RECORDS FOR THE EXERCISE
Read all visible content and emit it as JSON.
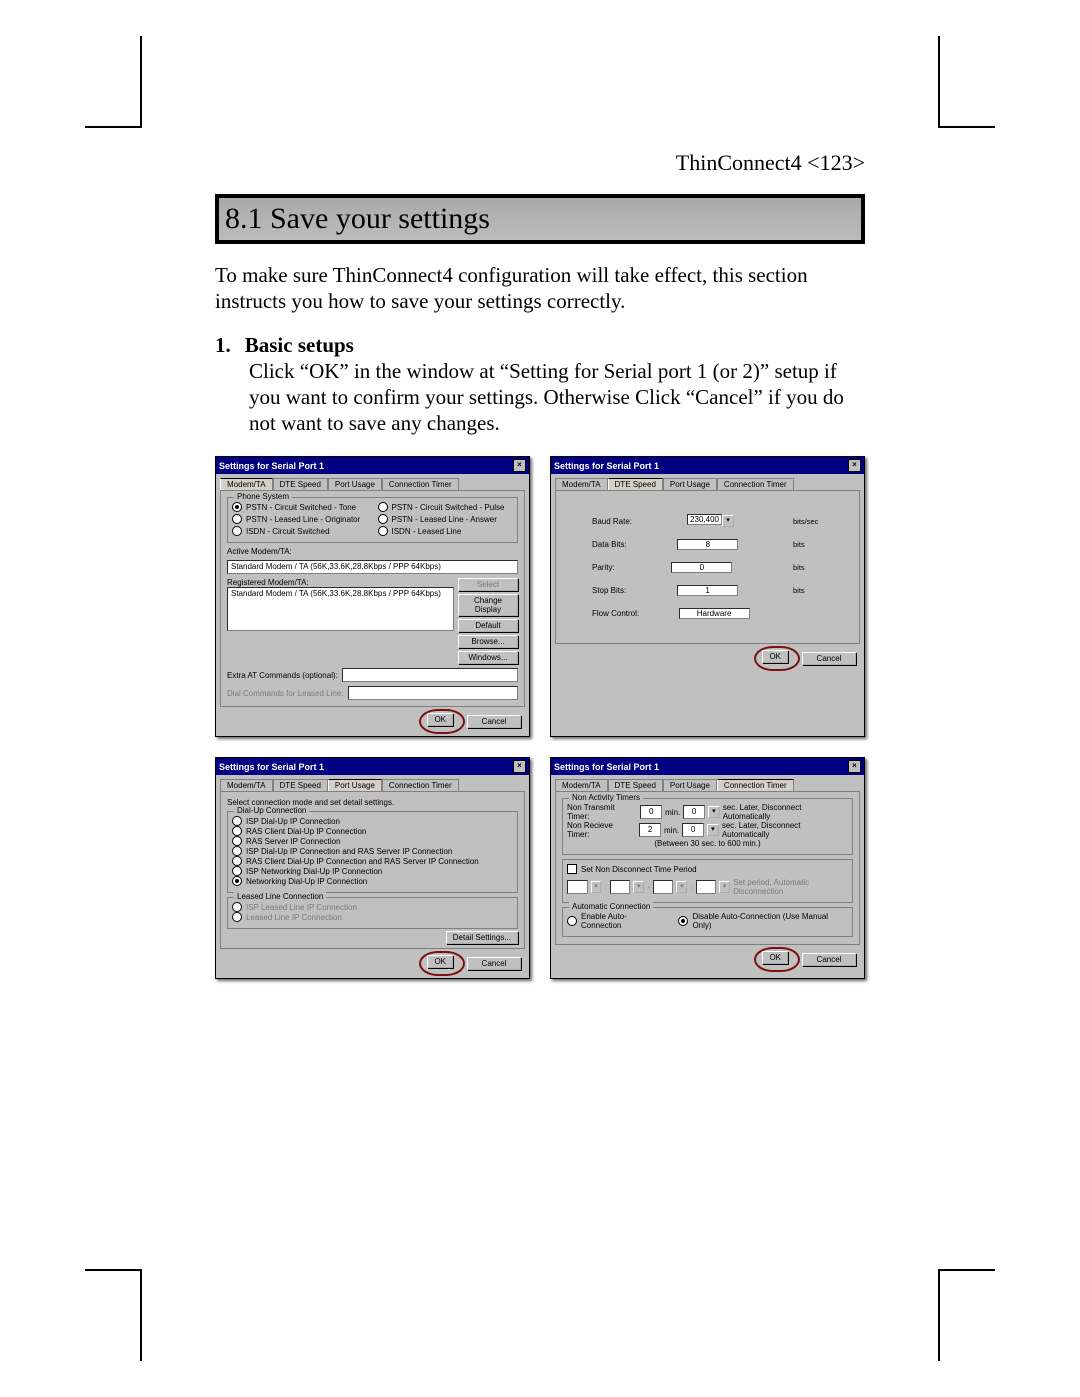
{
  "header": {
    "product": "ThinConnect4",
    "page": "<123>"
  },
  "section": {
    "title": "8.1 Save your settings"
  },
  "intro": "To make sure ThinConnect4 configuration will take effect, this section instructs you how to save your settings correctly.",
  "item1": {
    "num": "1.",
    "head": "Basic setups",
    "body": "Click “OK” in the window at “Setting for Serial port 1 (or 2)” setup if you want to confirm your settings.  Otherwise Click “Cancel” if you do not want to save any changes."
  },
  "dialog_common": {
    "title": "Settings for Serial Port 1",
    "close": "×",
    "ok": "OK",
    "cancel": "Cancel",
    "tabs": [
      "Modem/TA",
      "DTE Speed",
      "Port Usage",
      "Connection Timer"
    ]
  },
  "dlg1": {
    "group_phone": "Phone System",
    "radios_left": [
      "PSTN - Circuit Switched - Tone",
      "PSTN - Leased Line - Originator",
      "ISDN - Circuit Switched"
    ],
    "radios_right": [
      "PSTN - Circuit Switched - Pulse",
      "PSTN - Leased Line - Answer",
      "ISDN - Leased Line"
    ],
    "active_label": "Active Modem/TA:",
    "active_value": "Standard Modem / TA (56K,33.6K,28.8Kbps / PPP 64Kbps)",
    "reg_label": "Registered Modem/TA:",
    "reg_value": "Standard Modem / TA (56K,33.6K,28.8Kbps / PPP 64Kbps)",
    "btn_select": "Select",
    "btn_change": "Change Display",
    "btn_default": "Default",
    "btn_browse": "Browse...",
    "btn_windows": "Windows...",
    "extra_label": "Extra AT Commands (optional):",
    "dial_label": "Dial Commands for Leased Line:"
  },
  "dlg2": {
    "rows": [
      {
        "label": "Baud Rate:",
        "value": "230,400",
        "unit": "bits/sec",
        "dd": true
      },
      {
        "label": "Data Bits:",
        "value": "8",
        "unit": "bits"
      },
      {
        "label": "Parity:",
        "value": "0",
        "unit": "bits"
      },
      {
        "label": "Stop Bits:",
        "value": "1",
        "unit": "bits"
      },
      {
        "label": "Flow Control:",
        "value": "Hardware",
        "unit": ""
      }
    ]
  },
  "dlg3": {
    "intro": "Select connection mode and set detail settings.",
    "group_dial": "Dial-Up Connection",
    "dial_opts": [
      "ISP Dial-Up IP Connection",
      "RAS Client Dial-Up IP Connection",
      "RAS Server IP Connection",
      "ISP Dial-Up IP Connection and RAS Server IP Connection",
      "RAS Client Dial-Up IP Connection and RAS Server IP Connection",
      "ISP Networking Dial-Up IP Connection",
      "Networking Dial-Up IP Connection"
    ],
    "group_leased": "Leased Line Connection",
    "leased_opts": [
      "ISP Leased Line IP Connection",
      "Leased Line IP Connection"
    ],
    "btn_detail": "Detail Settings..."
  },
  "dlg4": {
    "group_nat": "Non Activity Timers",
    "nt_row": {
      "label": "Non Transmit Timer:",
      "v1": "0",
      "u1": "min.",
      "v2": "0",
      "tail": "sec. Later, Disconnect Automatically"
    },
    "nr_row": {
      "label": "Non Recieve Timer:",
      "v1": "2",
      "u1": "min.",
      "v2": "0",
      "tail": "sec. Later, Disconnect Automatically"
    },
    "range": "(Between 30 sec. to 600 min.)",
    "chk_period": "Set Non Disconnect Time Period",
    "period_tail": "Set period, Automatic Disconnection",
    "group_auto": "Automatic Connection",
    "auto_on": "Enable Auto-Connection",
    "auto_off": "Disable Auto-Connection (Use Manual Only)"
  }
}
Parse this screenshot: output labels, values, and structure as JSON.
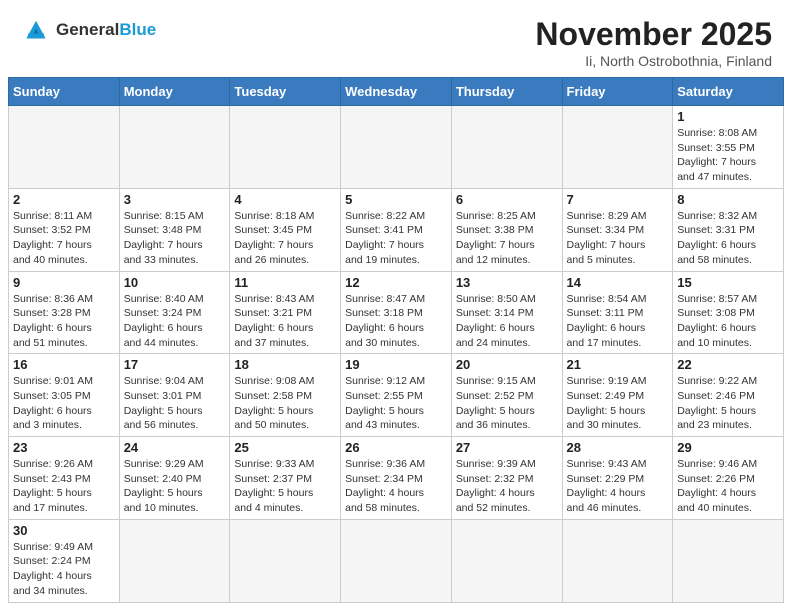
{
  "header": {
    "logo_general": "General",
    "logo_blue": "Blue",
    "month_title": "November 2025",
    "subtitle": "Ii, North Ostrobothnia, Finland"
  },
  "weekdays": [
    "Sunday",
    "Monday",
    "Tuesday",
    "Wednesday",
    "Thursday",
    "Friday",
    "Saturday"
  ],
  "weeks": [
    [
      {
        "day": "",
        "info": ""
      },
      {
        "day": "",
        "info": ""
      },
      {
        "day": "",
        "info": ""
      },
      {
        "day": "",
        "info": ""
      },
      {
        "day": "",
        "info": ""
      },
      {
        "day": "",
        "info": ""
      },
      {
        "day": "1",
        "info": "Sunrise: 8:08 AM\nSunset: 3:55 PM\nDaylight: 7 hours\nand 47 minutes."
      }
    ],
    [
      {
        "day": "2",
        "info": "Sunrise: 8:11 AM\nSunset: 3:52 PM\nDaylight: 7 hours\nand 40 minutes."
      },
      {
        "day": "3",
        "info": "Sunrise: 8:15 AM\nSunset: 3:48 PM\nDaylight: 7 hours\nand 33 minutes."
      },
      {
        "day": "4",
        "info": "Sunrise: 8:18 AM\nSunset: 3:45 PM\nDaylight: 7 hours\nand 26 minutes."
      },
      {
        "day": "5",
        "info": "Sunrise: 8:22 AM\nSunset: 3:41 PM\nDaylight: 7 hours\nand 19 minutes."
      },
      {
        "day": "6",
        "info": "Sunrise: 8:25 AM\nSunset: 3:38 PM\nDaylight: 7 hours\nand 12 minutes."
      },
      {
        "day": "7",
        "info": "Sunrise: 8:29 AM\nSunset: 3:34 PM\nDaylight: 7 hours\nand 5 minutes."
      },
      {
        "day": "8",
        "info": "Sunrise: 8:32 AM\nSunset: 3:31 PM\nDaylight: 6 hours\nand 58 minutes."
      }
    ],
    [
      {
        "day": "9",
        "info": "Sunrise: 8:36 AM\nSunset: 3:28 PM\nDaylight: 6 hours\nand 51 minutes."
      },
      {
        "day": "10",
        "info": "Sunrise: 8:40 AM\nSunset: 3:24 PM\nDaylight: 6 hours\nand 44 minutes."
      },
      {
        "day": "11",
        "info": "Sunrise: 8:43 AM\nSunset: 3:21 PM\nDaylight: 6 hours\nand 37 minutes."
      },
      {
        "day": "12",
        "info": "Sunrise: 8:47 AM\nSunset: 3:18 PM\nDaylight: 6 hours\nand 30 minutes."
      },
      {
        "day": "13",
        "info": "Sunrise: 8:50 AM\nSunset: 3:14 PM\nDaylight: 6 hours\nand 24 minutes."
      },
      {
        "day": "14",
        "info": "Sunrise: 8:54 AM\nSunset: 3:11 PM\nDaylight: 6 hours\nand 17 minutes."
      },
      {
        "day": "15",
        "info": "Sunrise: 8:57 AM\nSunset: 3:08 PM\nDaylight: 6 hours\nand 10 minutes."
      }
    ],
    [
      {
        "day": "16",
        "info": "Sunrise: 9:01 AM\nSunset: 3:05 PM\nDaylight: 6 hours\nand 3 minutes."
      },
      {
        "day": "17",
        "info": "Sunrise: 9:04 AM\nSunset: 3:01 PM\nDaylight: 5 hours\nand 56 minutes."
      },
      {
        "day": "18",
        "info": "Sunrise: 9:08 AM\nSunset: 2:58 PM\nDaylight: 5 hours\nand 50 minutes."
      },
      {
        "day": "19",
        "info": "Sunrise: 9:12 AM\nSunset: 2:55 PM\nDaylight: 5 hours\nand 43 minutes."
      },
      {
        "day": "20",
        "info": "Sunrise: 9:15 AM\nSunset: 2:52 PM\nDaylight: 5 hours\nand 36 minutes."
      },
      {
        "day": "21",
        "info": "Sunrise: 9:19 AM\nSunset: 2:49 PM\nDaylight: 5 hours\nand 30 minutes."
      },
      {
        "day": "22",
        "info": "Sunrise: 9:22 AM\nSunset: 2:46 PM\nDaylight: 5 hours\nand 23 minutes."
      }
    ],
    [
      {
        "day": "23",
        "info": "Sunrise: 9:26 AM\nSunset: 2:43 PM\nDaylight: 5 hours\nand 17 minutes."
      },
      {
        "day": "24",
        "info": "Sunrise: 9:29 AM\nSunset: 2:40 PM\nDaylight: 5 hours\nand 10 minutes."
      },
      {
        "day": "25",
        "info": "Sunrise: 9:33 AM\nSunset: 2:37 PM\nDaylight: 5 hours\nand 4 minutes."
      },
      {
        "day": "26",
        "info": "Sunrise: 9:36 AM\nSunset: 2:34 PM\nDaylight: 4 hours\nand 58 minutes."
      },
      {
        "day": "27",
        "info": "Sunrise: 9:39 AM\nSunset: 2:32 PM\nDaylight: 4 hours\nand 52 minutes."
      },
      {
        "day": "28",
        "info": "Sunrise: 9:43 AM\nSunset: 2:29 PM\nDaylight: 4 hours\nand 46 minutes."
      },
      {
        "day": "29",
        "info": "Sunrise: 9:46 AM\nSunset: 2:26 PM\nDaylight: 4 hours\nand 40 minutes."
      }
    ],
    [
      {
        "day": "30",
        "info": "Sunrise: 9:49 AM\nSunset: 2:24 PM\nDaylight: 4 hours\nand 34 minutes."
      },
      {
        "day": "",
        "info": ""
      },
      {
        "day": "",
        "info": ""
      },
      {
        "day": "",
        "info": ""
      },
      {
        "day": "",
        "info": ""
      },
      {
        "day": "",
        "info": ""
      },
      {
        "day": "",
        "info": ""
      }
    ]
  ]
}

WHAT TO DO
Using the material above, gather every line that includes "Standard".

ANSWER TO THIS TASK
    "active_value": "Standard Modem / TA (56K,33.6K,28.8Kbps / PPP 64Kbps)",
    "reg_value": "Standard Modem / TA (56K,33.6K,28.8Kbps / PPP 64Kbps)",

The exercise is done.